Dataset rows about figures:
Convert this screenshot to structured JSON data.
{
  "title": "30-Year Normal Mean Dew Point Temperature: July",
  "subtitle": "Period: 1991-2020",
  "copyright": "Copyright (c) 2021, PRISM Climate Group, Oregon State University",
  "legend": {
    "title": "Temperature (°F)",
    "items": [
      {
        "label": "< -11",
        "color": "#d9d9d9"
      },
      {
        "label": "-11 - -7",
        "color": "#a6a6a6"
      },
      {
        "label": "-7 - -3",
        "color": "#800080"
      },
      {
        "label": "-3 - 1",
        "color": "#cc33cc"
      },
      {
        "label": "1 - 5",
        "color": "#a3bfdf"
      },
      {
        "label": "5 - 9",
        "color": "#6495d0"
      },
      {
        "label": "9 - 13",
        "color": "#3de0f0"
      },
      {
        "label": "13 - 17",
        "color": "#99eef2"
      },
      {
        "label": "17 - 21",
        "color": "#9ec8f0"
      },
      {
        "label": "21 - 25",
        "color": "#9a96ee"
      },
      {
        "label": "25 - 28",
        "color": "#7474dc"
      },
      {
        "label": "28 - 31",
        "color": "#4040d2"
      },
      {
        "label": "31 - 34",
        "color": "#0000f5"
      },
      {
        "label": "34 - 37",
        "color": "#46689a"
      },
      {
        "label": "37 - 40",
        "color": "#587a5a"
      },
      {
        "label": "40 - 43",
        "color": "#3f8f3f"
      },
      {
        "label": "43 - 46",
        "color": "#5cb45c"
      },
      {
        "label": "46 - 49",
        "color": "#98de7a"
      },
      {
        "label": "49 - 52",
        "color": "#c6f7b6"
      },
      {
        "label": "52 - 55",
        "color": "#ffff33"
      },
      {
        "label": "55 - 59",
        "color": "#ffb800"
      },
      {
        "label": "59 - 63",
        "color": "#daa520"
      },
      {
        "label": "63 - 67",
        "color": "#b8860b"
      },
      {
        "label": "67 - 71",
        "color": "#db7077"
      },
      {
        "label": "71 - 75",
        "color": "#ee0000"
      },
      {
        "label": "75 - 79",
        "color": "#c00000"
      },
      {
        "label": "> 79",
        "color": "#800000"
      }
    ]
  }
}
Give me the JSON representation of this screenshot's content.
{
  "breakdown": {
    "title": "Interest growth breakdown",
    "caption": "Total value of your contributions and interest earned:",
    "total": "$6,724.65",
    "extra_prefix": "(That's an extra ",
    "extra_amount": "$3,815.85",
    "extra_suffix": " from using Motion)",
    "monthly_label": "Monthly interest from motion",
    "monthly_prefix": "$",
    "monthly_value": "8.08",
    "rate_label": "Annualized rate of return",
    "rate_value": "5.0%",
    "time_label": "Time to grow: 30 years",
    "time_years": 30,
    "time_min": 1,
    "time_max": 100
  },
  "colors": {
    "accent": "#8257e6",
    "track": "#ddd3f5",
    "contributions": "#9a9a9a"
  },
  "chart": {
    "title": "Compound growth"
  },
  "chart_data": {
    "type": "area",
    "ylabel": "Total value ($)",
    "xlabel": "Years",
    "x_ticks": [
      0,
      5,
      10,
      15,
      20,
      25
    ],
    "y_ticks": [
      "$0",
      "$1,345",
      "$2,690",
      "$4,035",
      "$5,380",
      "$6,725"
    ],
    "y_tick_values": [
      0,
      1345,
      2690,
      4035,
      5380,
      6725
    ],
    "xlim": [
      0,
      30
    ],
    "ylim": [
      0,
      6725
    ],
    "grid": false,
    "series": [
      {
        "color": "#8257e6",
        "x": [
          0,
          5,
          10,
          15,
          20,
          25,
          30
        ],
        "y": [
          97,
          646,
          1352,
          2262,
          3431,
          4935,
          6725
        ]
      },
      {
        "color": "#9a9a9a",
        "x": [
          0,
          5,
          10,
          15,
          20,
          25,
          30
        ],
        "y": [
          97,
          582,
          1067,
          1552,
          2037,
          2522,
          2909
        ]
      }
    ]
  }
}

Prompt:
Identify each line holding the string "from", and copy it out.

Task result:
    "extra_suffix": " from using Motion)",
    "monthly_label": "Monthly interest from motion",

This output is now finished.